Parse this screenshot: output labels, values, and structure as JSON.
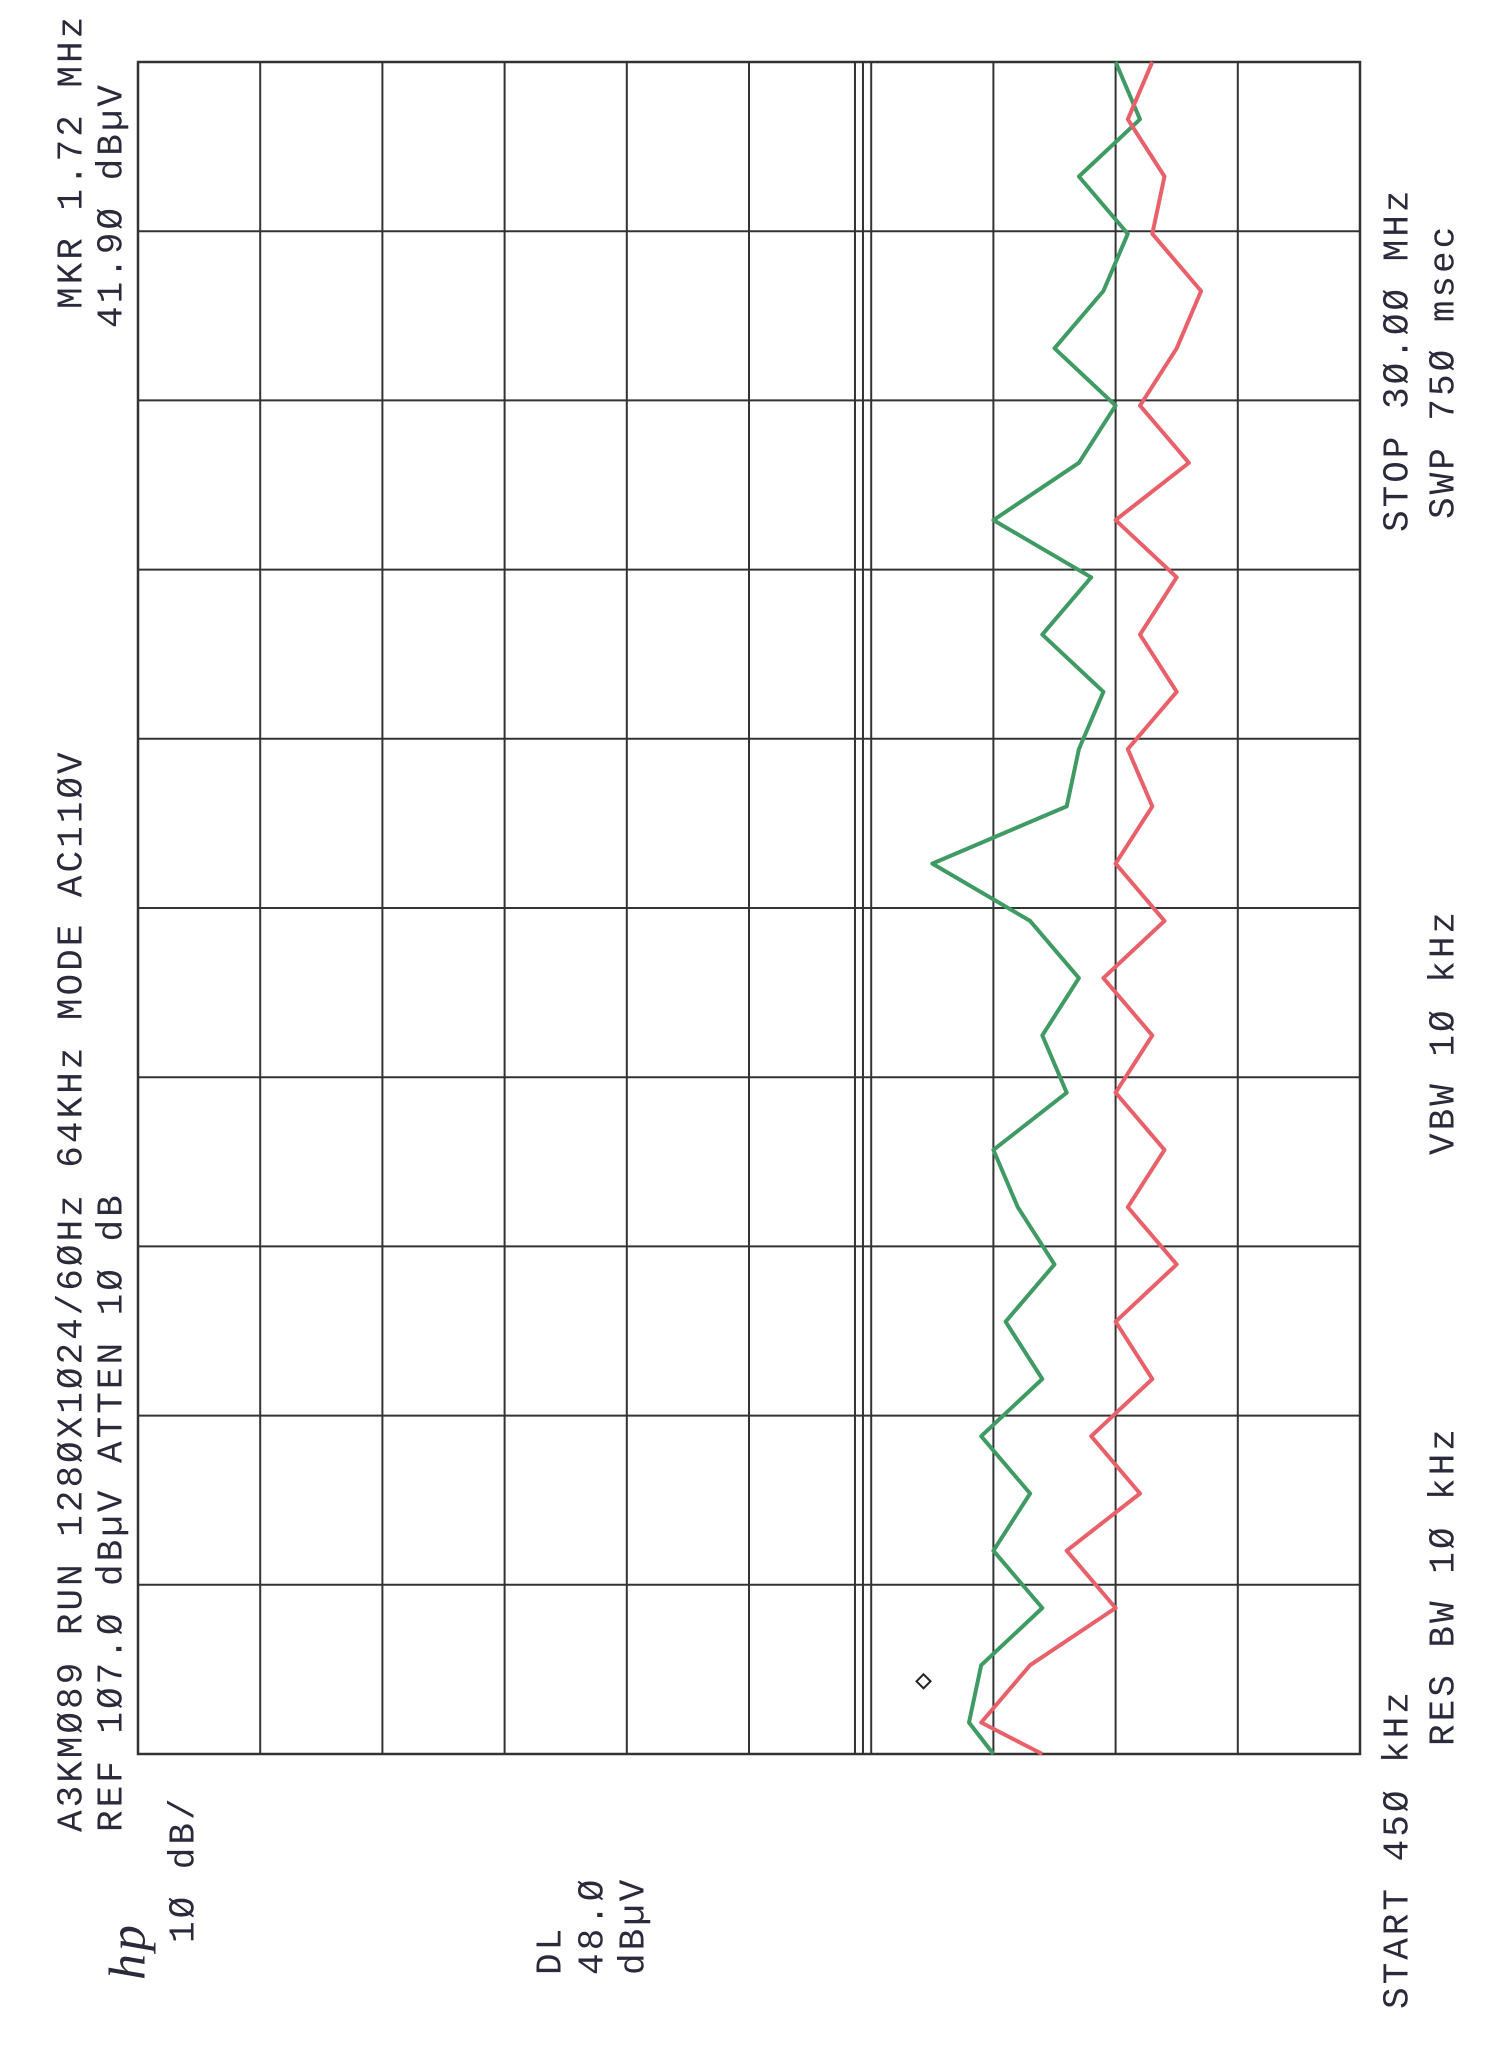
{
  "chart_data": {
    "type": "line",
    "title": "A3KMØ89 RUN 128ØX1Ø24/6ØHz 64KHz MODE AC11ØV",
    "marker_label": "MKR 1.72 MHz",
    "ref_label": "REF 1Ø7.Ø dBµV ATTEN 1Ø dB",
    "marker_value_label": "41.9Ø dBµV",
    "logo": "hp",
    "scale_label": "1Ø dB/",
    "dl_label": "DL",
    "dl_value_label": "48.Ø",
    "dl_unit_label": "dBµV",
    "start_label": "START 45Ø kHz",
    "rbw_label": "RES BW 1Ø kHz",
    "vbw_label": "VBW 1Ø kHz",
    "stop_label": "STOP 3Ø.ØØ MHz",
    "sweep_label": "SWP 75Ø msec",
    "xlim": [
      0.45,
      30
    ],
    "ylim": [
      7,
      107
    ],
    "grid": true,
    "display_line": 48,
    "marker": {
      "x": 1.72,
      "y": 41.9
    },
    "x": [
      0.45,
      1,
      2,
      3,
      4,
      5,
      6,
      7,
      8,
      9,
      10,
      11,
      12,
      13,
      14,
      15,
      16,
      17,
      18,
      19,
      20,
      21,
      22,
      23,
      24,
      25,
      26,
      27,
      28,
      29,
      30
    ],
    "series": [
      {
        "color": "#3f9a64",
        "values": [
          37,
          39,
          38,
          33,
          37,
          34,
          38,
          33,
          36,
          32,
          35,
          37,
          31,
          33,
          30,
          34,
          42,
          31,
          30,
          28,
          33,
          29,
          37,
          30,
          27,
          32,
          28,
          26,
          30,
          25,
          27
        ]
      },
      {
        "color": "#e8606a",
        "values": [
          33,
          38,
          34,
          27,
          31,
          25,
          29,
          24,
          27,
          22,
          26,
          23,
          27,
          24,
          28,
          23,
          27,
          24,
          26,
          22,
          25,
          22,
          27,
          21,
          25,
          22,
          20,
          24,
          23,
          26,
          24
        ]
      }
    ]
  }
}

(WHAT YOU SHOULD DO) Filter the listing above by the word "dBµV"; copy each line that passes.

(EXERCISE RESULT)
    "ref_label": "REF 1Ø7.Ø dBµV ATTEN 1Ø dB",
    "marker_value_label": "41.9Ø dBµV",
    "dl_unit_label": "dBµV",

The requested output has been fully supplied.